▶ _Items_
--- START ---
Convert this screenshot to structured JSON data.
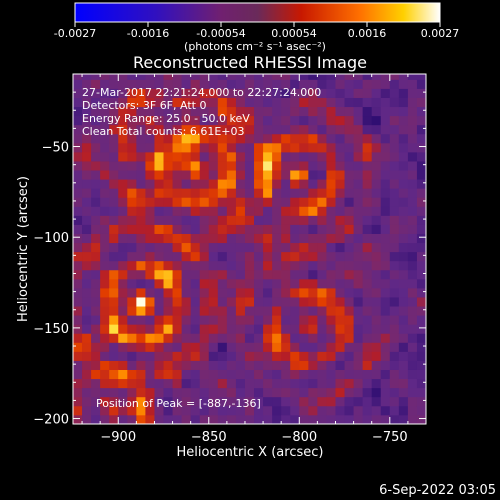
{
  "colorbar": {
    "ticks": [
      "-0.0027",
      "-0.0016",
      "-0.00054",
      "0.00054",
      "0.0016",
      "0.0027"
    ],
    "unit_label": "(photons cm⁻² s⁻¹ asec⁻²)",
    "range": [
      -0.0027,
      0.0027
    ]
  },
  "chart_data": {
    "type": "heatmap",
    "title": "Reconstructed RHESSI Image",
    "xlabel": "Heliocentric X (arcsec)",
    "ylabel": "Heliocentric Y (arcsec)",
    "xlim": [
      -925,
      -730
    ],
    "ylim": [
      -203,
      -10
    ],
    "x_ticks": [
      {
        "v": -900,
        "label": "−900"
      },
      {
        "v": -850,
        "label": "−850"
      },
      {
        "v": -800,
        "label": "−800"
      },
      {
        "v": -750,
        "label": "−750"
      }
    ],
    "y_ticks": [
      {
        "v": -50,
        "label": "−50"
      },
      {
        "v": -100,
        "label": "−100"
      },
      {
        "v": -150,
        "label": "−150"
      },
      {
        "v": -200,
        "label": "−200"
      }
    ],
    "annotations": [
      "27-Mar-2017 22:21:24.000 to 22:27:24.000",
      "Detectors: 3F 6F, Att 0",
      "Energy Range: 25.0 - 50.0 keV",
      "Clean     Total counts: 6.61E+03"
    ],
    "peak_label": "Position of Peak = [-887,-136]",
    "peak": [
      -887,
      -136
    ],
    "sources": [
      {
        "x": -887,
        "y": -136,
        "amp": 1.0
      },
      {
        "x": -800,
        "y": -66,
        "amp": 0.85
      },
      {
        "x": -795,
        "y": -150,
        "amp": 0.8
      },
      {
        "x": -858,
        "y": -62,
        "amp": 0.75
      },
      {
        "x": -880,
        "y": -40,
        "amp": 0.55
      },
      {
        "x": -905,
        "y": -195,
        "amp": 0.7
      }
    ]
  },
  "footer_date": "6-Sep-2022 03:05"
}
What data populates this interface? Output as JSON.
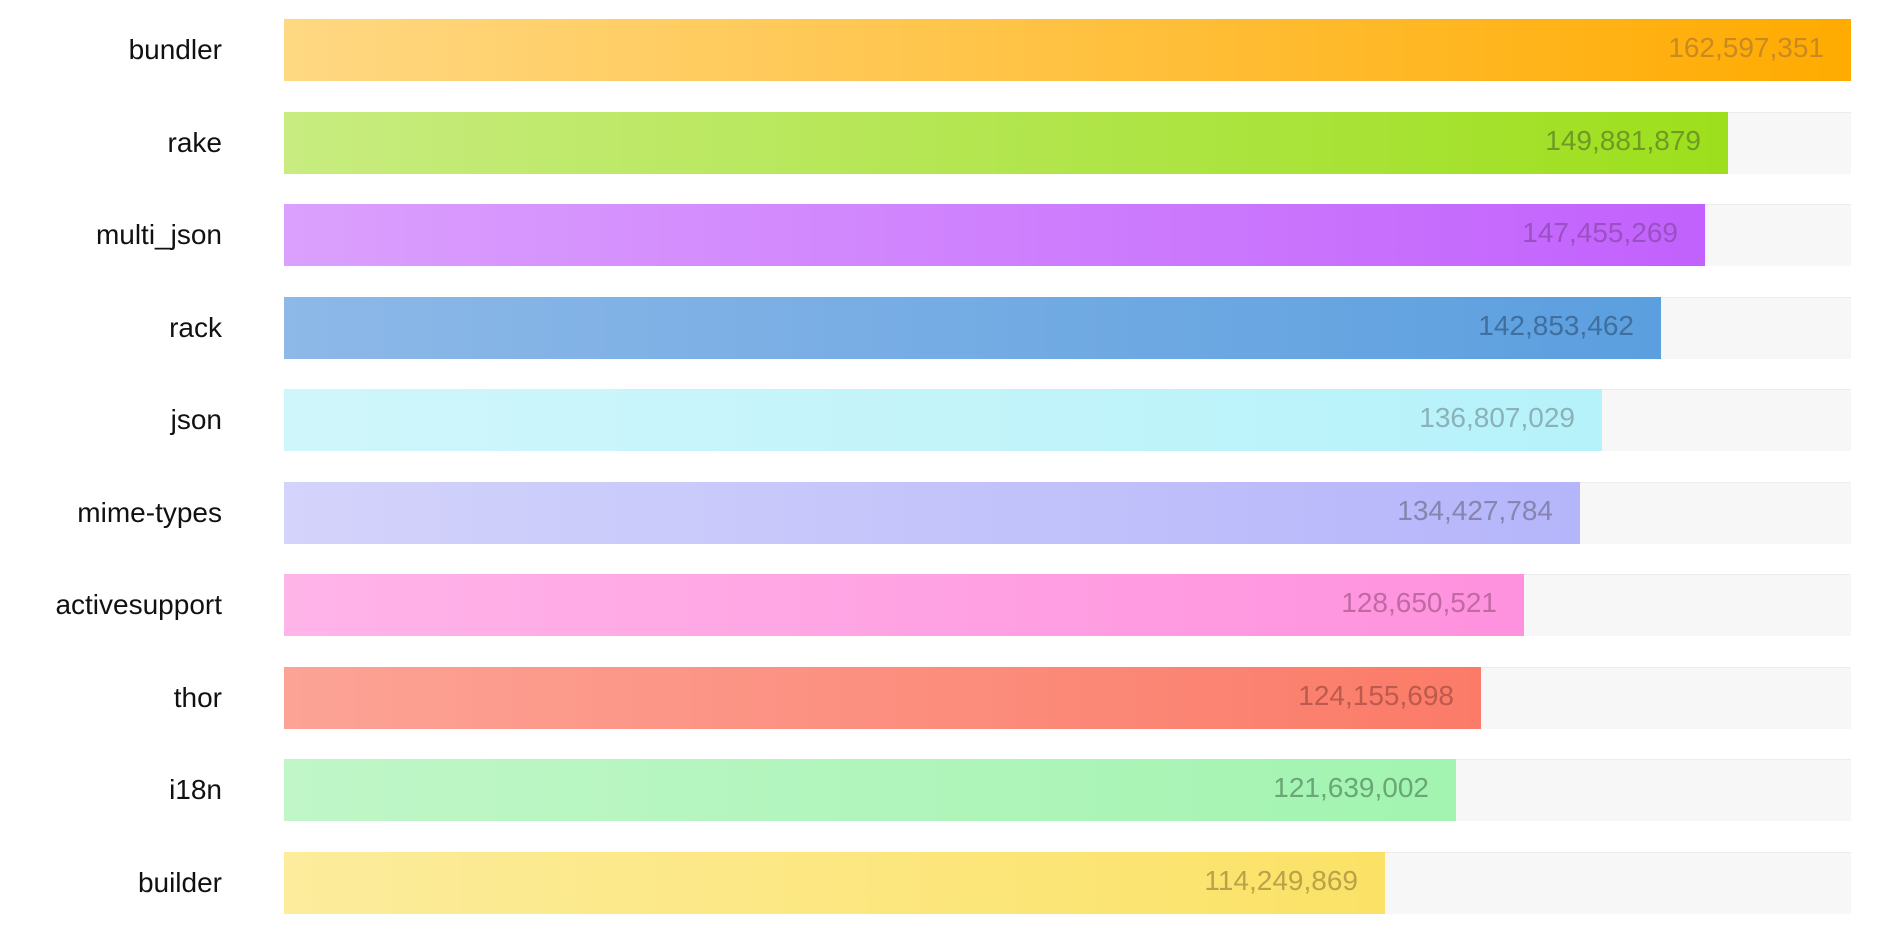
{
  "chart_data": {
    "type": "bar",
    "orientation": "horizontal",
    "categories": [
      "bundler",
      "rake",
      "multi_json",
      "rack",
      "json",
      "mime-types",
      "activesupport",
      "thor",
      "i18n",
      "builder"
    ],
    "values": [
      162597351,
      149881879,
      147455269,
      142853462,
      136807029,
      134427784,
      128650521,
      124155698,
      121639002,
      114249869
    ],
    "value_labels": [
      "162,597,351",
      "149,881,879",
      "147,455,269",
      "142,853,462",
      "136,807,029",
      "134,427,784",
      "128,650,521",
      "124,155,698",
      "121,639,002",
      "114,249,869"
    ],
    "xlim": [
      0,
      162597351
    ],
    "grid": false,
    "legend": "none",
    "colors": [
      {
        "light": "#ffd883",
        "dark": "#ffab00",
        "text": "#c98a22"
      },
      {
        "light": "#c8ec80",
        "dark": "#9ddf1c",
        "text": "#6f9a25"
      },
      {
        "light": "#dba0fd",
        "dark": "#c261fd",
        "text": "#9a50c2"
      },
      {
        "light": "#8db8e8",
        "dark": "#5b9fdf",
        "text": "#3e6f9e"
      },
      {
        "light": "#cff6fb",
        "dark": "#b6f2fa",
        "text": "#8ab2b8"
      },
      {
        "light": "#d3d3fb",
        "dark": "#b5b5fb",
        "text": "#8585b0"
      },
      {
        "light": "#ffb4e8",
        "dark": "#ff91de",
        "text": "#c06aa3"
      },
      {
        "light": "#fca396",
        "dark": "#fb7b68",
        "text": "#bb5a4d"
      },
      {
        "light": "#c0f6c8",
        "dark": "#a2f4b0",
        "text": "#6aa776"
      },
      {
        "light": "#fcec9c",
        "dark": "#fbe266",
        "text": "#baa24a"
      }
    ]
  }
}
--- END ---
▶ _Task objective_
Pictures in the records above should not be copied. Repeat everything else exactly.

▶ _Output of the task_
Convert this screenshot to structured JSON data.
{
  "colorbar": {
    "ticks": [
      "-0.0027",
      "-0.0016",
      "-0.00054",
      "0.00054",
      "0.0016",
      "0.0027"
    ],
    "unit_label": "(photons cm⁻² s⁻¹ asec⁻²)",
    "range": [
      -0.0027,
      0.0027
    ]
  },
  "chart_data": {
    "type": "heatmap",
    "title": "Reconstructed RHESSI Image",
    "xlabel": "Heliocentric X (arcsec)",
    "ylabel": "Heliocentric Y (arcsec)",
    "xlim": [
      -925,
      -730
    ],
    "ylim": [
      -203,
      -10
    ],
    "x_ticks": [
      {
        "v": -900,
        "label": "−900"
      },
      {
        "v": -850,
        "label": "−850"
      },
      {
        "v": -800,
        "label": "−800"
      },
      {
        "v": -750,
        "label": "−750"
      }
    ],
    "y_ticks": [
      {
        "v": -50,
        "label": "−50"
      },
      {
        "v": -100,
        "label": "−100"
      },
      {
        "v": -150,
        "label": "−150"
      },
      {
        "v": -200,
        "label": "−200"
      }
    ],
    "annotations": [
      "27-Mar-2017 22:21:24.000 to 22:27:24.000",
      "Detectors: 3F 6F, Att 0",
      "Energy Range: 25.0 - 50.0 keV",
      "Clean     Total counts: 6.61E+03"
    ],
    "peak_label": "Position of Peak = [-887,-136]",
    "peak": [
      -887,
      -136
    ],
    "sources": [
      {
        "x": -887,
        "y": -136,
        "amp": 1.0
      },
      {
        "x": -800,
        "y": -66,
        "amp": 0.85
      },
      {
        "x": -795,
        "y": -150,
        "amp": 0.8
      },
      {
        "x": -858,
        "y": -62,
        "amp": 0.75
      },
      {
        "x": -880,
        "y": -40,
        "amp": 0.55
      },
      {
        "x": -905,
        "y": -195,
        "amp": 0.7
      }
    ]
  },
  "footer_date": "6-Sep-2022 03:05"
}
What data populates this interface? Output as JSON.
{
  "chart_data": {
    "type": "bar",
    "orientation": "horizontal",
    "categories": [
      "bundler",
      "rake",
      "multi_json",
      "rack",
      "json",
      "mime-types",
      "activesupport",
      "thor",
      "i18n",
      "builder"
    ],
    "values": [
      162597351,
      149881879,
      147455269,
      142853462,
      136807029,
      134427784,
      128650521,
      124155698,
      121639002,
      114249869
    ],
    "value_labels": [
      "162,597,351",
      "149,881,879",
      "147,455,269",
      "142,853,462",
      "136,807,029",
      "134,427,784",
      "128,650,521",
      "124,155,698",
      "121,639,002",
      "114,249,869"
    ],
    "xlim": [
      0,
      162597351
    ],
    "grid": false,
    "legend": "none",
    "colors": [
      {
        "light": "#ffd883",
        "dark": "#ffab00",
        "text": "#c98a22"
      },
      {
        "light": "#c8ec80",
        "dark": "#9ddf1c",
        "text": "#6f9a25"
      },
      {
        "light": "#dba0fd",
        "dark": "#c261fd",
        "text": "#9a50c2"
      },
      {
        "light": "#8db8e8",
        "dark": "#5b9fdf",
        "text": "#3e6f9e"
      },
      {
        "light": "#cff6fb",
        "dark": "#b6f2fa",
        "text": "#8ab2b8"
      },
      {
        "light": "#d3d3fb",
        "dark": "#b5b5fb",
        "text": "#8585b0"
      },
      {
        "light": "#ffb4e8",
        "dark": "#ff91de",
        "text": "#c06aa3"
      },
      {
        "light": "#fca396",
        "dark": "#fb7b68",
        "text": "#bb5a4d"
      },
      {
        "light": "#c0f6c8",
        "dark": "#a2f4b0",
        "text": "#6aa776"
      },
      {
        "light": "#fcec9c",
        "dark": "#fbe266",
        "text": "#baa24a"
      }
    ]
  }
}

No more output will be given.